- Work to do: Transcribe the entries below exactly; leave every image out.

Saved entries
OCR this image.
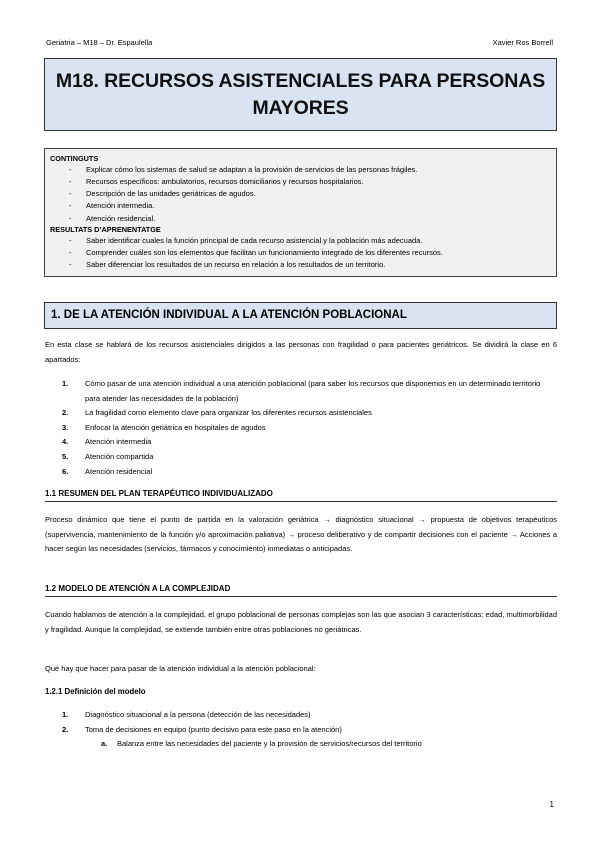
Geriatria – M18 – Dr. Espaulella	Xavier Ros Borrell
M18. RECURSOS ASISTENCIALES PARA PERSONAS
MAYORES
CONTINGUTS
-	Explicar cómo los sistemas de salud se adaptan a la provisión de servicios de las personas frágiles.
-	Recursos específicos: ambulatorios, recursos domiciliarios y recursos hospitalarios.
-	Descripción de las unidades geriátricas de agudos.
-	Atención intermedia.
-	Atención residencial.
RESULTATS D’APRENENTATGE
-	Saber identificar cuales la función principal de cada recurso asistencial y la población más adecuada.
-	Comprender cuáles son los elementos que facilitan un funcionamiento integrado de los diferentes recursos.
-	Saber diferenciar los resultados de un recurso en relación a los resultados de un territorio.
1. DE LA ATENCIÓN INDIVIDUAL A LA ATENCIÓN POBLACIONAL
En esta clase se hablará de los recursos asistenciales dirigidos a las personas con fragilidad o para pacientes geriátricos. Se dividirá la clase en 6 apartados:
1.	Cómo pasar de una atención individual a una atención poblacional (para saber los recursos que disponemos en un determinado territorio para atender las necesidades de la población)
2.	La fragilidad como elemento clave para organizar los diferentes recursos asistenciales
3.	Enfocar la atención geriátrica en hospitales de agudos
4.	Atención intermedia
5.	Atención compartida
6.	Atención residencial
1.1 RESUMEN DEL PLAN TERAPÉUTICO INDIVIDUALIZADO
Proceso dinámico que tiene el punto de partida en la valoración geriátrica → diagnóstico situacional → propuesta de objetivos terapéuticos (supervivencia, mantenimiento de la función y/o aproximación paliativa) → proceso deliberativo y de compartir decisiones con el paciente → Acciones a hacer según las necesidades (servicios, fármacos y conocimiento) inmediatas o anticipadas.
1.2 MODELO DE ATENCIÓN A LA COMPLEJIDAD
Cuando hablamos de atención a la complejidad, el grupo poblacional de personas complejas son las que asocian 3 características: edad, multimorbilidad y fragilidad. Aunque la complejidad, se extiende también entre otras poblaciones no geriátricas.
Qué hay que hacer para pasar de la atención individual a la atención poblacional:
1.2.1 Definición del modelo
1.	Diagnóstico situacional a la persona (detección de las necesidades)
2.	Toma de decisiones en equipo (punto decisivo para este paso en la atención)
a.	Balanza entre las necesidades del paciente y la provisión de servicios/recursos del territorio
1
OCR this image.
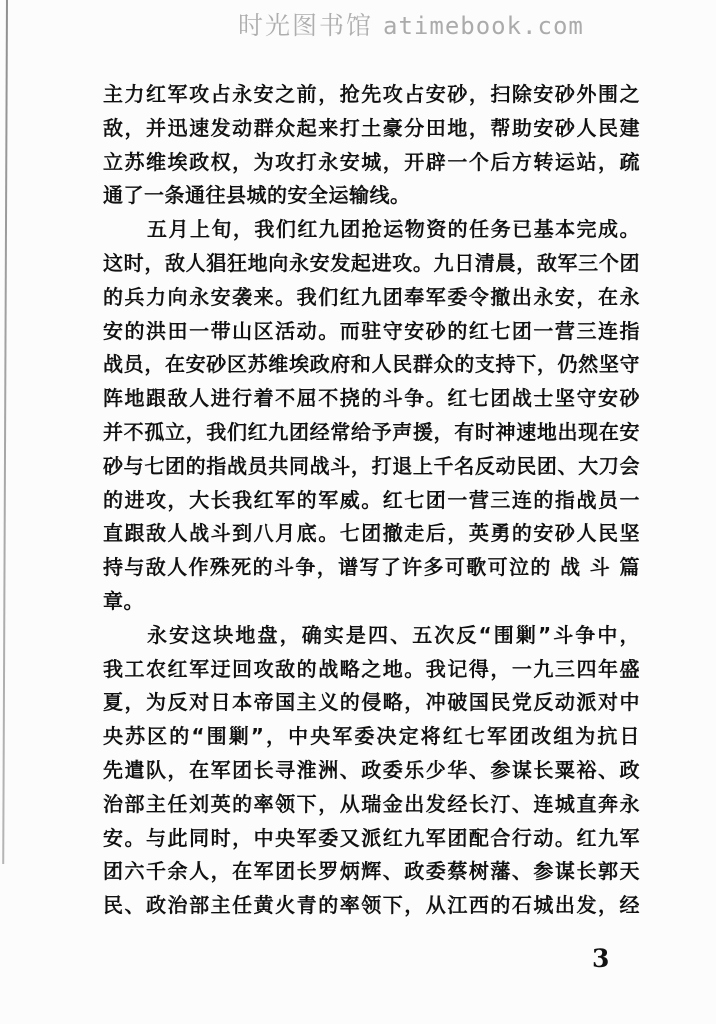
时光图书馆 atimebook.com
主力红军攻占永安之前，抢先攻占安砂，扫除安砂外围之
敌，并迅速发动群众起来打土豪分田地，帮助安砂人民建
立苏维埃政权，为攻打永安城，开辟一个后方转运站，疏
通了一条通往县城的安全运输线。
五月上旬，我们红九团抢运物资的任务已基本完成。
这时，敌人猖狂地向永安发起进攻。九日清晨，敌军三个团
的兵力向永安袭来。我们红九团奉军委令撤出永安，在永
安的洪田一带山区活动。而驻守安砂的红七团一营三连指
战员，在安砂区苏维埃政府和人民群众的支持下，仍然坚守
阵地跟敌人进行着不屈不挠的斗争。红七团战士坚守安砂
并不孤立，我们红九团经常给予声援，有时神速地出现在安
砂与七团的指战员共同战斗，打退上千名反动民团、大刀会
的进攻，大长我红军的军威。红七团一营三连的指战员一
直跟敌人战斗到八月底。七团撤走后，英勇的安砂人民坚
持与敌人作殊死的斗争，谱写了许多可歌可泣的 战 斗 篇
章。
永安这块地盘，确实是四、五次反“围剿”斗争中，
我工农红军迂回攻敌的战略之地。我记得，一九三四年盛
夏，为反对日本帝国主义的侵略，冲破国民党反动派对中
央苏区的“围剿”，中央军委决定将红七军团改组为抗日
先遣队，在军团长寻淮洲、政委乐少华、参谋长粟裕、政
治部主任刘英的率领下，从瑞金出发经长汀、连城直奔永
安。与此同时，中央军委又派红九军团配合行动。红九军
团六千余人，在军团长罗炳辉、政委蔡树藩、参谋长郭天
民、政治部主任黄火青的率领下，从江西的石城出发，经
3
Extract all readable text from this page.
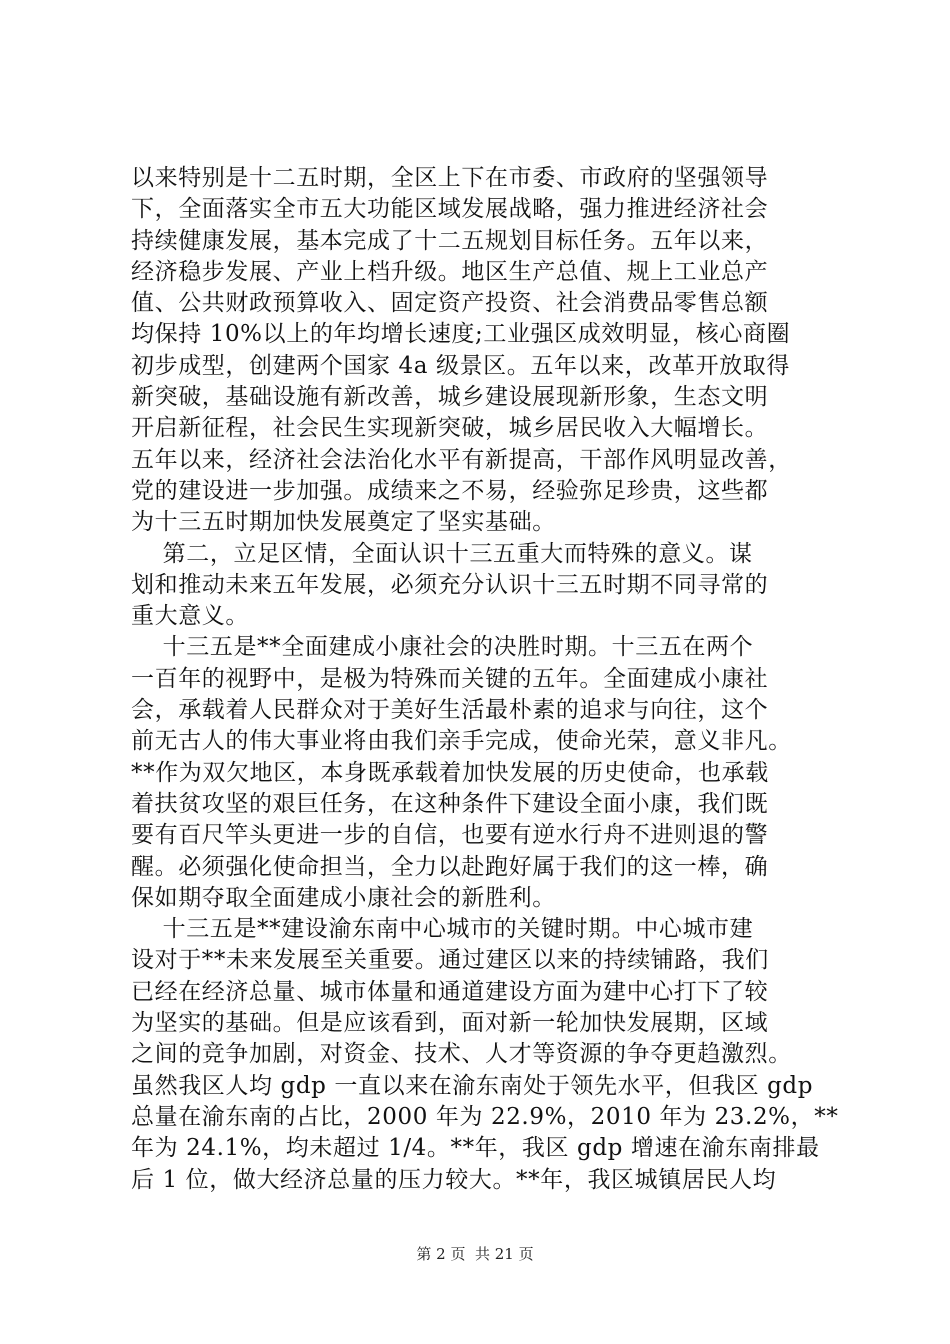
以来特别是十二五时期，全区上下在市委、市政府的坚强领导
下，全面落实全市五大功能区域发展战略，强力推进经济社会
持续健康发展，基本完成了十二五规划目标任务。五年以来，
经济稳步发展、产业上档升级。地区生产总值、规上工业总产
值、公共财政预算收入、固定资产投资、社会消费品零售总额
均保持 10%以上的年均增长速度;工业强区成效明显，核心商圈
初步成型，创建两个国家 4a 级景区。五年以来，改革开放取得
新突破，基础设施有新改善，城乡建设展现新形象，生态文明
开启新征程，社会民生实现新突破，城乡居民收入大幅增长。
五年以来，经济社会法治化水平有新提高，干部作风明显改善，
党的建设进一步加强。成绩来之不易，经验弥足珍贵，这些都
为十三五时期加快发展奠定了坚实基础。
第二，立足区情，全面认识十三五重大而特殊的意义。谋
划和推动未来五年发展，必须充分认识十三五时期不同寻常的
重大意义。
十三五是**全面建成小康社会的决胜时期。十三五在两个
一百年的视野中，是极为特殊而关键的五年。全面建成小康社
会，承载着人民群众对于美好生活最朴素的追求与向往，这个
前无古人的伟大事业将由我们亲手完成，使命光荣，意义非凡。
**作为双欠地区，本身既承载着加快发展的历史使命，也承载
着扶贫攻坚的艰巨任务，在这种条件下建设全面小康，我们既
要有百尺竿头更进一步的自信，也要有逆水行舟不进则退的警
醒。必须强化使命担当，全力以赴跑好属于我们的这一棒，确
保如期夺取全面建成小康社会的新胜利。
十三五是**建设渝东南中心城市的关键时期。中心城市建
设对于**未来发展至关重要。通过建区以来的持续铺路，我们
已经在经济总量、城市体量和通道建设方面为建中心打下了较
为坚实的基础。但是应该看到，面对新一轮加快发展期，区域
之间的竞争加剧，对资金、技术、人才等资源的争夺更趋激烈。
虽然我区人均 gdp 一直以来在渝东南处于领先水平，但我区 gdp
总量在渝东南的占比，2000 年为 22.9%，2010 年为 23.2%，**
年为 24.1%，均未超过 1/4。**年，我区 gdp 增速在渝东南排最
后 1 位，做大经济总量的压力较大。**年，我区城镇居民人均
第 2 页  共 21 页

- Exercise solution:
OCR this image.
Geriatria – M18 – Dr. Espaulella	Xavier Ros Borrell
M18. RECURSOS ASISTENCIALES PARA PERSONAS
MAYORES
CONTINGUTS
-	Explicar cómo los sistemas de salud se adaptan a la provisión de servicios de las personas frágiles.
-	Recursos específicos: ambulatorios, recursos domiciliarios y recursos hospitalarios.
-	Descripción de las unidades geriátricas de agudos.
-	Atención intermedia.
-	Atención residencial.
RESULTATS D’APRENENTATGE
-	Saber identificar cuales la función principal de cada recurso asistencial y la población más adecuada.
-	Comprender cuáles son los elementos que facilitan un funcionamiento integrado de los diferentes recursos.
-	Saber diferenciar los resultados de un recurso en relación a los resultados de un territorio.
1. DE LA ATENCIÓN INDIVIDUAL A LA ATENCIÓN POBLACIONAL
En esta clase se hablará de los recursos asistenciales dirigidos a las personas con fragilidad o para pacientes geriátricos. Se dividirá la clase en 6 apartados:
1.	Cómo pasar de una atención individual a una atención poblacional (para saber los recursos que disponemos en un determinado territorio para atender las necesidades de la población)
2.	La fragilidad como elemento clave para organizar los diferentes recursos asistenciales
3.	Enfocar la atención geriátrica en hospitales de agudos
4.	Atención intermedia
5.	Atención compartida
6.	Atención residencial
1.1 RESUMEN DEL PLAN TERAPÉUTICO INDIVIDUALIZADO
Proceso dinámico que tiene el punto de partida en la valoración geriátrica → diagnóstico situacional → propuesta de objetivos terapéuticos (supervivencia, mantenimiento de la función y/o aproximación paliativa) → proceso deliberativo y de compartir decisiones con el paciente → Acciones a hacer según las necesidades (servicios, fármacos y conocimiento) inmediatas o anticipadas.
1.2 MODELO DE ATENCIÓN A LA COMPLEJIDAD
Cuando hablamos de atención a la complejidad, el grupo poblacional de personas complejas son las que asocian 3 características: edad, multimorbilidad y fragilidad. Aunque la complejidad, se extiende también entre otras poblaciones no geriátricas.
Qué hay que hacer para pasar de la atención individual a la atención poblacional:
1.2.1 Definición del modelo
1.	Diagnóstico situacional a la persona (detección de las necesidades)
2.	Toma de decisiones en equipo (punto decisivo para este paso en la atención)
a.	Balanza entre las necesidades del paciente y la provisión de servicios/recursos del territorio
1
OCR this image.
时光图书馆 atimebook.com
主力红军攻占永安之前，抢先攻占安砂，扫除安砂外围之
敌，并迅速发动群众起来打土豪分田地，帮助安砂人民建
立苏维埃政权，为攻打永安城，开辟一个后方转运站，疏
通了一条通往县城的安全运输线。
五月上旬，我们红九团抢运物资的任务已基本完成。
这时，敌人猖狂地向永安发起进攻。九日清晨，敌军三个团
的兵力向永安袭来。我们红九团奉军委令撤出永安，在永
安的洪田一带山区活动。而驻守安砂的红七团一营三连指
战员，在安砂区苏维埃政府和人民群众的支持下，仍然坚守
阵地跟敌人进行着不屈不挠的斗争。红七团战士坚守安砂
并不孤立，我们红九团经常给予声援，有时神速地出现在安
砂与七团的指战员共同战斗，打退上千名反动民团、大刀会
的进攻，大长我红军的军威。红七团一营三连的指战员一
直跟敌人战斗到八月底。七团撤走后，英勇的安砂人民坚
持与敌人作殊死的斗争，谱写了许多可歌可泣的 战 斗 篇
章。
永安这块地盘，确实是四、五次反“围剿”斗争中，
我工农红军迂回攻敌的战略之地。我记得，一九三四年盛
夏，为反对日本帝国主义的侵略，冲破国民党反动派对中
央苏区的“围剿”，中央军委决定将红七军团改组为抗日
先遣队，在军团长寻淮洲、政委乐少华、参谋长粟裕、政
治部主任刘英的率领下，从瑞金出发经长汀、连城直奔永
安。与此同时，中央军委又派红九军团配合行动。红九军
团六千余人，在军团长罗炳辉、政委蔡树藩、参谋长郭天
民、政治部主任黄火青的率领下，从江西的石城出发，经
3
Extract all readable text from this page.
以来特别是十二五时期，全区上下在市委、市政府的坚强领导
下，全面落实全市五大功能区域发展战略，强力推进经济社会
持续健康发展，基本完成了十二五规划目标任务。五年以来，
经济稳步发展、产业上档升级。地区生产总值、规上工业总产
值、公共财政预算收入、固定资产投资、社会消费品零售总额
均保持 10%以上的年均增长速度;工业强区成效明显，核心商圈
初步成型，创建两个国家 4a 级景区。五年以来，改革开放取得
新突破，基础设施有新改善，城乡建设展现新形象，生态文明
开启新征程，社会民生实现新突破，城乡居民收入大幅增长。
五年以来，经济社会法治化水平有新提高，干部作风明显改善，
党的建设进一步加强。成绩来之不易，经验弥足珍贵，这些都
为十三五时期加快发展奠定了坚实基础。
第二，立足区情，全面认识十三五重大而特殊的意义。谋
划和推动未来五年发展，必须充分认识十三五时期不同寻常的
重大意义。
十三五是**全面建成小康社会的决胜时期。十三五在两个
一百年的视野中，是极为特殊而关键的五年。全面建成小康社
会，承载着人民群众对于美好生活最朴素的追求与向往，这个
前无古人的伟大事业将由我们亲手完成，使命光荣，意义非凡。
**作为双欠地区，本身既承载着加快发展的历史使命，也承载
着扶贫攻坚的艰巨任务，在这种条件下建设全面小康，我们既
要有百尺竿头更进一步的自信，也要有逆水行舟不进则退的警
醒。必须强化使命担当，全力以赴跑好属于我们的这一棒，确
保如期夺取全面建成小康社会的新胜利。
十三五是**建设渝东南中心城市的关键时期。中心城市建
设对于**未来发展至关重要。通过建区以来的持续铺路，我们
已经在经济总量、城市体量和通道建设方面为建中心打下了较
为坚实的基础。但是应该看到，面对新一轮加快发展期，区域
之间的竞争加剧，对资金、技术、人才等资源的争夺更趋激烈。
虽然我区人均 gdp 一直以来在渝东南处于领先水平，但我区 gdp
总量在渝东南的占比，2000 年为 22.9%，2010 年为 23.2%，**
年为 24.1%，均未超过 1/4。**年，我区 gdp 增速在渝东南排最
后 1 位，做大经济总量的压力较大。**年，我区城镇居民人均
第 2 页  共 21 页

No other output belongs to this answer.